**SET EXERCISE 1**. Copy the passage of the batch normalization text starting at "3) Batch Normalization" and ending at "of the layer.".

Yes, batch normalization can be used in Artificial Neural Networks (ANNs). In fact, batch normalization was originally introduced for feedforward ANNs and has since been widely adopted in various neural network architectures.

* When we apply batch normalization the values of input are converted in the range of (0-1) and then same activation function is applied on specific layer so output of all neurons are almost similar, so neural learn that output in more efficient way that's why we use BN.


* If we use BN after activation function so output will be converted in the range of 0-1 that will create the problem of vanishing gradient descent, this happens same with sigmoid in 1990's. 


**Steps**:-

1) Input data (features) are fed into the layer.


2) The layer applies a linear transformation (weights and biases) to the input data.


3) Batch Normalization is applied.


4) The output of the linear transformation is passed through an activation function, producing the activations of the layer.


**`Best Practice`**:-

**Apply Batch Normalization after Every Hidden Layer (or Almost All)**

**Avoid Batch Normalization in the Output Layer**

In [None]:
import tensorflow as tf

model = tf.keras.Sequential([
    tf.keras.layers.Dense(128, input_shape=(input_dim,)),
    tf.keras.layers.BatchNormalization(), 
    tf.keras.layers.Activation('relu'),    
    
    tf.keras.layers.Dense(64),
    tf.keras.layers.BatchNormalization(), 
    tf.keras.layers.Activation('relu'),
    
    tf.keras.layers.Dense(output_dim, activation='softmax')  
])


model.compile(loss='categorical_crossentropy', optimizer='adam', metrics=['accuracy'])

**SET EXERCISE 2**. From the entries, write out the lines starting at the one containing "archive-year-2019[interactable]: 2019 —" and ending at the one containing "twitter-bird-icon — [587, 5, 602, 17]", both included.

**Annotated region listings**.
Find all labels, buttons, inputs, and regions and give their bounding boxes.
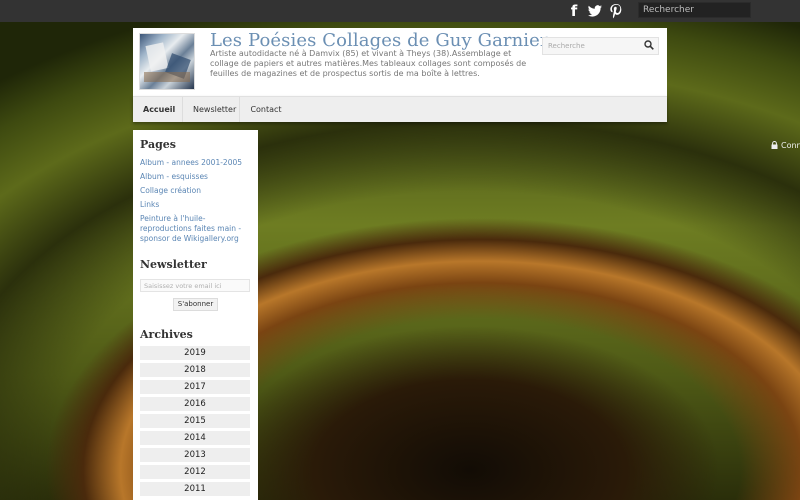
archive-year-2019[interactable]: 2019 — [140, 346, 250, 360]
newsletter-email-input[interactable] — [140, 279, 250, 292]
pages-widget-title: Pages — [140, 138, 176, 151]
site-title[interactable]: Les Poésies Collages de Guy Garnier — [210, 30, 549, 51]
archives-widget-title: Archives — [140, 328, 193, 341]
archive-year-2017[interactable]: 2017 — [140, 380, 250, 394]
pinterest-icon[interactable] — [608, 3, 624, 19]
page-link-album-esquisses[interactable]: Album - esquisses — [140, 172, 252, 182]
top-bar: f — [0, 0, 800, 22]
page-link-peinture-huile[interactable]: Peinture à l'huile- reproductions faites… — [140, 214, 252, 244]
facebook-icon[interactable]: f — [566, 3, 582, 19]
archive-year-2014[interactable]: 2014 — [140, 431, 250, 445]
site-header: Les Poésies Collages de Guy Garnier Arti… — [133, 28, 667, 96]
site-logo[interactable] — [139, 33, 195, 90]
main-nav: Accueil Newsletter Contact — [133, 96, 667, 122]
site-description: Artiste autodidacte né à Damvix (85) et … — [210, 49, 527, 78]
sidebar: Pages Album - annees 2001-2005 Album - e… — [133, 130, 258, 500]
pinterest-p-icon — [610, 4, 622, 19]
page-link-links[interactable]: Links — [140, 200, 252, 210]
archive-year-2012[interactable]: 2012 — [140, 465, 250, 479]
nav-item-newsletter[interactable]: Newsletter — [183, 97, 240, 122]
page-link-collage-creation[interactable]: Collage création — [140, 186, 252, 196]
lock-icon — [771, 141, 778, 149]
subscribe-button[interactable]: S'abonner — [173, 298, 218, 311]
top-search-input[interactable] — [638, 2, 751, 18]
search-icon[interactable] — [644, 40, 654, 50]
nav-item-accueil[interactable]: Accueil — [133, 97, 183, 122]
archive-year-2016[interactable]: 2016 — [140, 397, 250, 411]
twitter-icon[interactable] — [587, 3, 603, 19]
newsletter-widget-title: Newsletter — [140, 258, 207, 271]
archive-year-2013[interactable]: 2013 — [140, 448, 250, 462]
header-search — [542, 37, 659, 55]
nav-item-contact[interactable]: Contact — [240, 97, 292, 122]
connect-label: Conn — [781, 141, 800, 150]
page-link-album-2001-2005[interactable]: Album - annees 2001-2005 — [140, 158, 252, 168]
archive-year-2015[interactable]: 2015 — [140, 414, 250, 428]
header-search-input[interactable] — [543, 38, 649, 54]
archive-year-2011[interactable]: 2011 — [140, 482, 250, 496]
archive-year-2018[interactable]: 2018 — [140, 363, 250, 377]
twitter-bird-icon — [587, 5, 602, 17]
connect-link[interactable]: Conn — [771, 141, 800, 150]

---

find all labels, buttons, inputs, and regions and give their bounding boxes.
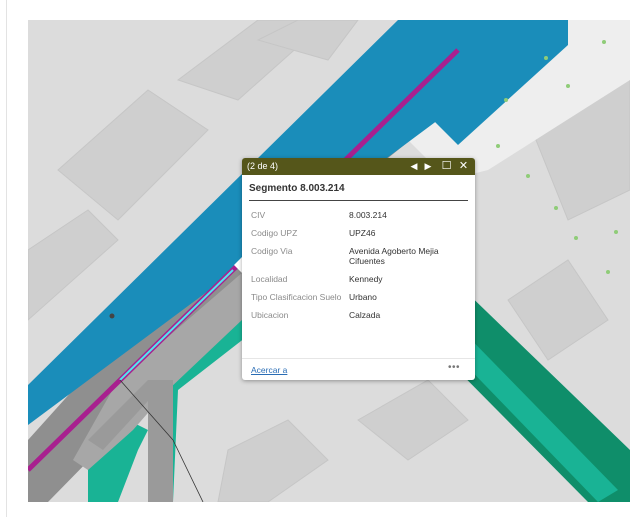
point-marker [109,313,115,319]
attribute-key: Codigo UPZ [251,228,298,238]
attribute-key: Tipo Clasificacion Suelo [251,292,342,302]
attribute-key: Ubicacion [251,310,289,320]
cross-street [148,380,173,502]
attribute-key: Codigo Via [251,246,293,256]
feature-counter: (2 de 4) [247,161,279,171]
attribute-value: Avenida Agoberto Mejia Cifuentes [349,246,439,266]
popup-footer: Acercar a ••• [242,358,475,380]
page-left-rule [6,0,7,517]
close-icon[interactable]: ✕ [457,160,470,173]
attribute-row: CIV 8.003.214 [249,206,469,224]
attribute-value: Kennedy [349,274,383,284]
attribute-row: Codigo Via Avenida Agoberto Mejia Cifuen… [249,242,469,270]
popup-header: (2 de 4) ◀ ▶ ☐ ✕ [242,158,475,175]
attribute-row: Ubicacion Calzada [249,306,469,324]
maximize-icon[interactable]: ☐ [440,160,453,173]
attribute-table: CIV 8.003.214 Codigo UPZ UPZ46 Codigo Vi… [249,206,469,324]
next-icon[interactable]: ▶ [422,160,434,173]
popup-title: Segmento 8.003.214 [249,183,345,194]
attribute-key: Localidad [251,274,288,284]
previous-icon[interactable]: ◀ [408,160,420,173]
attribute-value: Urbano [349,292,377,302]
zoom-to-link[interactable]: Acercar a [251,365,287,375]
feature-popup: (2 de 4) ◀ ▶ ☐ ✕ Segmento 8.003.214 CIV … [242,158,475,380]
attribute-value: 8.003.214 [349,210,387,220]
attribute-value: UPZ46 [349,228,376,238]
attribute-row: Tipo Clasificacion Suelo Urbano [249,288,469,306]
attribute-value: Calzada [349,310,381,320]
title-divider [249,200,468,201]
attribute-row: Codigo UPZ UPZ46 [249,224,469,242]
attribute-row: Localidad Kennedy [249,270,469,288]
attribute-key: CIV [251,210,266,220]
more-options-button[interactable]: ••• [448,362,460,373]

**TASK OUTPUT 1**.
3) Batch Normalization is applied.


4) The output of the linear transformation is passed through an activation function, producing the activations of the layer.

**TASK OUTPUT 2**.
archive-year-2019[interactable]: 2019 — [140, 346, 250, 360]
newsletter-email-input[interactable] — [140, 279, 250, 292]
pages-widget-title: Pages — [140, 138, 176, 151]
site-title[interactable]: Les Poésies Collages de Guy Garnier — [210, 30, 549, 51]
archives-widget-title: Archives — [140, 328, 193, 341]
archive-year-2017[interactable]: 2017 — [140, 380, 250, 394]
pinterest-icon[interactable] — [608, 3, 624, 19]
page-link-album-esquisses[interactable]: Album - esquisses — [140, 172, 252, 182]
top-bar: f — [0, 0, 800, 22]
page-link-peinture-huile[interactable]: Peinture à l'huile- reproductions faites… — [140, 214, 252, 244]
facebook-icon[interactable]: f — [566, 3, 582, 19]
archive-year-2014[interactable]: 2014 — [140, 431, 250, 445]
site-header: Les Poésies Collages de Guy Garnier Arti… — [133, 28, 667, 96]
site-logo[interactable] — [139, 33, 195, 90]
main-nav: Accueil Newsletter Contact — [133, 96, 667, 122]
site-description: Artiste autodidacte né à Damvix (85) et … — [210, 49, 527, 78]
sidebar: Pages Album - annees 2001-2005 Album - e… — [133, 130, 258, 500]
pinterest-p-icon — [610, 4, 622, 19]
page-link-links[interactable]: Links — [140, 200, 252, 210]
archive-year-2012[interactable]: 2012 — [140, 465, 250, 479]
nav-item-newsletter[interactable]: Newsletter — [183, 97, 240, 122]
page-link-collage-creation[interactable]: Collage création — [140, 186, 252, 196]
lock-icon — [771, 141, 778, 149]
subscribe-button[interactable]: S'abonner — [173, 298, 218, 311]
top-search-input[interactable] — [638, 2, 751, 18]
search-icon[interactable] — [644, 40, 654, 50]
nav-item-accueil[interactable]: Accueil — [133, 97, 183, 122]
archive-year-2016[interactable]: 2016 — [140, 397, 250, 411]
twitter-icon[interactable] — [587, 3, 603, 19]
newsletter-widget-title: Newsletter — [140, 258, 207, 271]
archive-year-2013[interactable]: 2013 — [140, 448, 250, 462]
header-search — [542, 37, 659, 55]
nav-item-contact[interactable]: Contact — [240, 97, 292, 122]
connect-label: Conn — [781, 141, 800, 150]
page-link-album-2001-2005[interactable]: Album - annees 2001-2005 — [140, 158, 252, 168]
archive-year-2015[interactable]: 2015 — [140, 414, 250, 428]
header-search-input[interactable] — [543, 38, 649, 54]
archive-year-2011[interactable]: 2011 — [140, 482, 250, 496]
archive-year-2018[interactable]: 2018 — [140, 363, 250, 377]
twitter-bird-icon — [587, 5, 602, 17]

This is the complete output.